Records from a dataset:
═══

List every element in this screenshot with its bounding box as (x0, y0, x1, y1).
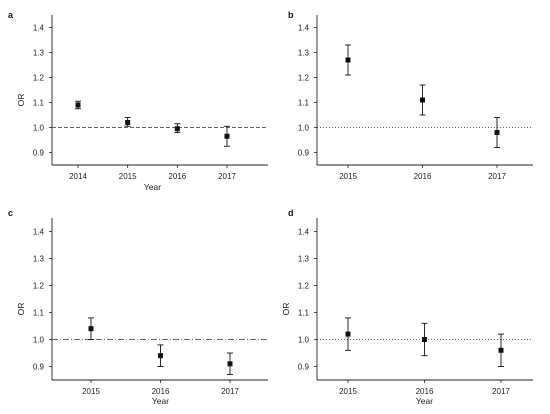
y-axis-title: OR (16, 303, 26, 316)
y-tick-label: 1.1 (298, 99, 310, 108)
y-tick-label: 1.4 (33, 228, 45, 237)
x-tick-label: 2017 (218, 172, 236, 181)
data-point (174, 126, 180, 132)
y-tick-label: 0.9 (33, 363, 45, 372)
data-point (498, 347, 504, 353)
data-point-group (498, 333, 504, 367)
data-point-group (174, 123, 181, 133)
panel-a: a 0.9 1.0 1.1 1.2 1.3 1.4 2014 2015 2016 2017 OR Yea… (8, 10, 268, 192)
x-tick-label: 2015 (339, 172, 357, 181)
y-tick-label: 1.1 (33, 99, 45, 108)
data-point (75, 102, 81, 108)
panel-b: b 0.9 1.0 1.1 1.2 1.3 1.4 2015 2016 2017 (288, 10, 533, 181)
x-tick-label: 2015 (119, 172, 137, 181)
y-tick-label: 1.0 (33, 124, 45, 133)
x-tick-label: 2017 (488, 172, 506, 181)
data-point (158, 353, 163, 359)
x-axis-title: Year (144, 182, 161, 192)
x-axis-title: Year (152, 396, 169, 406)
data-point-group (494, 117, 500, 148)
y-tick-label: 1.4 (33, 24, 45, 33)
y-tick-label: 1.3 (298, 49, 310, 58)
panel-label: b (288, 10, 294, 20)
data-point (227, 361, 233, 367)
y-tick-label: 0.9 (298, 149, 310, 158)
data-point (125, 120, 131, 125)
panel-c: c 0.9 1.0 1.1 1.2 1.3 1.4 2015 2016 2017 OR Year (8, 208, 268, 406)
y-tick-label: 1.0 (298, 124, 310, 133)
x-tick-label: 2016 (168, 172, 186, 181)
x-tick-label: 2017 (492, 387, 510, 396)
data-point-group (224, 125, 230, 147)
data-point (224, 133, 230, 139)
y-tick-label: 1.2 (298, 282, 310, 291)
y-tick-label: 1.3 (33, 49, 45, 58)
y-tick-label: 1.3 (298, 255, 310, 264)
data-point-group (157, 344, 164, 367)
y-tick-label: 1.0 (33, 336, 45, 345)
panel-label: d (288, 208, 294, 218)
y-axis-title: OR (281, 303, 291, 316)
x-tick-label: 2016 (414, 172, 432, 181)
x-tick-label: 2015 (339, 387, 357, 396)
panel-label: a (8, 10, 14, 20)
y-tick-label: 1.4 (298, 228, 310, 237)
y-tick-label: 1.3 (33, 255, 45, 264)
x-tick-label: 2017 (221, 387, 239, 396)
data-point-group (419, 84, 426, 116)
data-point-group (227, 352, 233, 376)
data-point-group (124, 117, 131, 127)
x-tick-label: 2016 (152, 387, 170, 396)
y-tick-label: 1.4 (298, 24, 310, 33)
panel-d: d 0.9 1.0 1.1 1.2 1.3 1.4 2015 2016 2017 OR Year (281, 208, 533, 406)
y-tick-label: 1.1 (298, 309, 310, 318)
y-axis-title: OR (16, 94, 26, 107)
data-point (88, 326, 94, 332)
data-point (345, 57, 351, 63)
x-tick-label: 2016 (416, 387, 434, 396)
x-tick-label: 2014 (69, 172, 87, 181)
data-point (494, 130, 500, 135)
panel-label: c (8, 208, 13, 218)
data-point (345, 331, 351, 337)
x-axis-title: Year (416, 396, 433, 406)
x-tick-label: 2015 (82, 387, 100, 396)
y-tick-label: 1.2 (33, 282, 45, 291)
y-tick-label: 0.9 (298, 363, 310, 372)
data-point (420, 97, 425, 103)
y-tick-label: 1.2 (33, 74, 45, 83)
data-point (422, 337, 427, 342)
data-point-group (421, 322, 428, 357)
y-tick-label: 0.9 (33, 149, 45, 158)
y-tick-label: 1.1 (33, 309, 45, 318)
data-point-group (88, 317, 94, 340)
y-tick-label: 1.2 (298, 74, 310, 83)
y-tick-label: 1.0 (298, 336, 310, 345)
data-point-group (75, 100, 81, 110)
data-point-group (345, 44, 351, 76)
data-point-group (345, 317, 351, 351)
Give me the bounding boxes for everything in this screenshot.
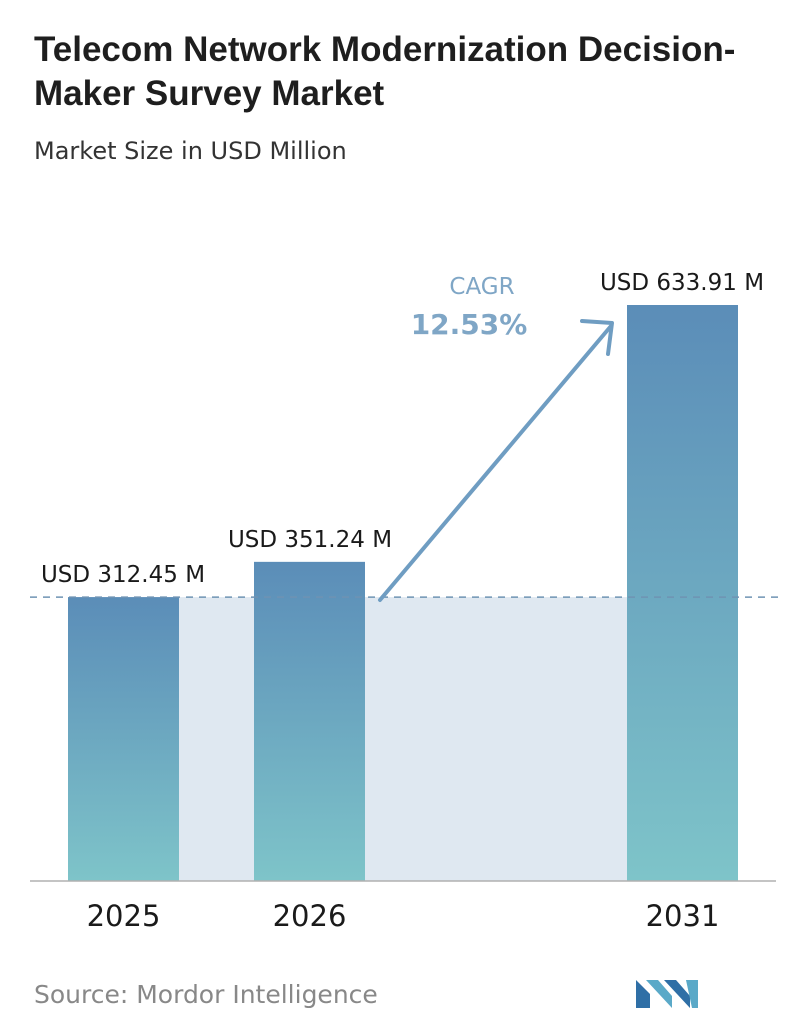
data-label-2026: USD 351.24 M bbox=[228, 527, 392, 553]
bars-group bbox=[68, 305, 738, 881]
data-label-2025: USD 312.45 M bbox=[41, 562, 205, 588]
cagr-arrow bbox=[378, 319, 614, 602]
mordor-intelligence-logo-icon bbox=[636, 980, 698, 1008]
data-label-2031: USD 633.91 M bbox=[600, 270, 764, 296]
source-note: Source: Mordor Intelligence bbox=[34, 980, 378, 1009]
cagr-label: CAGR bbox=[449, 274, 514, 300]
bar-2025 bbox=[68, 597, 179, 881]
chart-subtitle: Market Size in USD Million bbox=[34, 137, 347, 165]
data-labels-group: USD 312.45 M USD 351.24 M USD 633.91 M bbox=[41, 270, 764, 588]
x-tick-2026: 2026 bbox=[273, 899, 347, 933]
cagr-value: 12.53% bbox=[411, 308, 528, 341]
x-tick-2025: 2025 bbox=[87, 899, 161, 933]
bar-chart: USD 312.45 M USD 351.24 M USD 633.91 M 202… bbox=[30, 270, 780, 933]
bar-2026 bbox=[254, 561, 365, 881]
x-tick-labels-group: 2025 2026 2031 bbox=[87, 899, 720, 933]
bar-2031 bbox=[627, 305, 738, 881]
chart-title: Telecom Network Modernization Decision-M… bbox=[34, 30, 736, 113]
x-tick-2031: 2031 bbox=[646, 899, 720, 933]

═══

WHAT IS BEING ASKED: Copy these rows word for word, leaving out the pictures.

SOLVED EXERCISE:
List every element in this screenshot with its bounding box as (x0, y0, x1, y1).
y-axis-title: OR (16, 303, 26, 316)
y-tick-label: 1.1 (298, 99, 310, 108)
y-tick-label: 1.4 (33, 228, 45, 237)
x-tick-label: 2017 (218, 172, 236, 181)
data-point (174, 126, 180, 132)
y-tick-label: 0.9 (33, 363, 45, 372)
data-point (498, 347, 504, 353)
data-point-group (498, 333, 504, 367)
data-point-group (174, 123, 181, 133)
panel-a: a 0.9 1.0 1.1 1.2 1.3 1.4 2014 2015 2016 2017 OR Yea… (8, 10, 268, 192)
x-tick-label: 2015 (339, 172, 357, 181)
y-tick-label: 1.1 (33, 99, 45, 108)
data-point (75, 102, 81, 108)
panel-b: b 0.9 1.0 1.1 1.2 1.3 1.4 2015 2016 2017 (288, 10, 533, 181)
x-tick-label: 2015 (119, 172, 137, 181)
y-tick-label: 1.0 (33, 124, 45, 133)
x-tick-label: 2017 (488, 172, 506, 181)
data-point (158, 353, 163, 359)
x-axis-title: Year (144, 182, 161, 192)
x-axis-title: Year (152, 396, 169, 406)
data-point-group (494, 117, 500, 148)
y-tick-label: 1.4 (33, 24, 45, 33)
y-tick-label: 1.3 (298, 49, 310, 58)
panel-label: b (288, 10, 294, 20)
data-point (227, 361, 233, 367)
y-tick-label: 0.9 (298, 149, 310, 158)
data-point (125, 120, 131, 125)
panel-c: c 0.9 1.0 1.1 1.2 1.3 1.4 2015 2016 2017 OR Year (8, 208, 268, 406)
y-tick-label: 1.0 (298, 124, 310, 133)
x-tick-label: 2016 (168, 172, 186, 181)
x-tick-label: 2017 (492, 387, 510, 396)
data-point-group (224, 125, 230, 147)
data-point (224, 133, 230, 139)
y-tick-label: 1.2 (298, 282, 310, 291)
y-tick-label: 1.3 (33, 49, 45, 58)
y-tick-label: 1.3 (298, 255, 310, 264)
data-point-group (157, 344, 164, 367)
y-tick-label: 1.0 (33, 336, 45, 345)
panel-label: d (288, 208, 294, 218)
y-axis-title: OR (281, 303, 291, 316)
x-tick-label: 2016 (414, 172, 432, 181)
x-tick-label: 2015 (339, 387, 357, 396)
panel-label: a (8, 10, 14, 20)
y-tick-label: 1.4 (298, 228, 310, 237)
y-tick-label: 1.3 (33, 255, 45, 264)
x-tick-label: 2017 (221, 387, 239, 396)
data-point-group (419, 84, 426, 116)
data-point-group (227, 352, 233, 376)
data-point-group (124, 117, 131, 127)
x-tick-label: 2016 (152, 387, 170, 396)
y-tick-label: 1.4 (298, 24, 310, 33)
panel-d: d 0.9 1.0 1.1 1.2 1.3 1.4 2015 2016 2017 OR Year (281, 208, 533, 406)
y-tick-label: 1.1 (298, 309, 310, 318)
y-axis-title: OR (16, 94, 26, 107)
data-point (88, 326, 94, 332)
data-point (345, 57, 351, 63)
x-tick-label: 2016 (416, 387, 434, 396)
x-tick-label: 2014 (69, 172, 87, 181)
data-point (494, 130, 500, 135)
panel-label: c (8, 208, 13, 218)
data-point (345, 331, 351, 337)
x-axis-title: Year (416, 396, 433, 406)
x-tick-label: 2015 (82, 387, 100, 396)
y-tick-label: 1.2 (33, 282, 45, 291)
y-tick-label: 0.9 (298, 363, 310, 372)
data-point (420, 97, 425, 103)
y-tick-label: 1.2 (33, 74, 45, 83)
data-point (422, 337, 427, 342)
data-point-group (421, 322, 428, 357)
y-tick-label: 0.9 (33, 149, 45, 158)
y-tick-label: 1.1 (33, 309, 45, 318)
data-point-group (88, 317, 94, 340)
y-tick-label: 1.2 (298, 74, 310, 83)
y-tick-label: 1.0 (298, 336, 310, 345)
data-point-group (75, 100, 81, 110)
data-point-group (345, 44, 351, 76)
data-point-group (345, 317, 351, 351)
Give me the bounding boxes for everything in this screenshot.
data-label-2026: USD 351.24 M bbox=[228, 527, 392, 553]
bars-group bbox=[68, 305, 738, 881]
data-label-2025: USD 312.45 M bbox=[41, 562, 205, 588]
cagr-arrow bbox=[378, 319, 614, 602]
mordor-intelligence-logo-icon bbox=[636, 980, 698, 1008]
data-label-2031: USD 633.91 M bbox=[600, 270, 764, 296]
source-note: Source: Mordor Intelligence bbox=[34, 980, 378, 1009]
cagr-label: CAGR bbox=[449, 274, 514, 300]
bar-2025 bbox=[68, 597, 179, 881]
chart-subtitle: Market Size in USD Million bbox=[34, 137, 347, 165]
data-labels-group: USD 312.45 M USD 351.24 M USD 633.91 M bbox=[41, 270, 764, 588]
x-tick-2026: 2026 bbox=[273, 899, 347, 933]
cagr-value: 12.53% bbox=[411, 308, 528, 341]
x-tick-2025: 2025 bbox=[87, 899, 161, 933]
bar-chart: USD 312.45 M USD 351.24 M USD 633.91 M 202… bbox=[30, 270, 780, 933]
bar-2026 bbox=[254, 561, 365, 881]
x-tick-labels-group: 2025 2026 2031 bbox=[87, 899, 720, 933]
bar-2031 bbox=[627, 305, 738, 881]
chart-title: Telecom Network Modernization Decision-M… bbox=[34, 30, 736, 113]
x-tick-2031: 2031 bbox=[646, 899, 720, 933]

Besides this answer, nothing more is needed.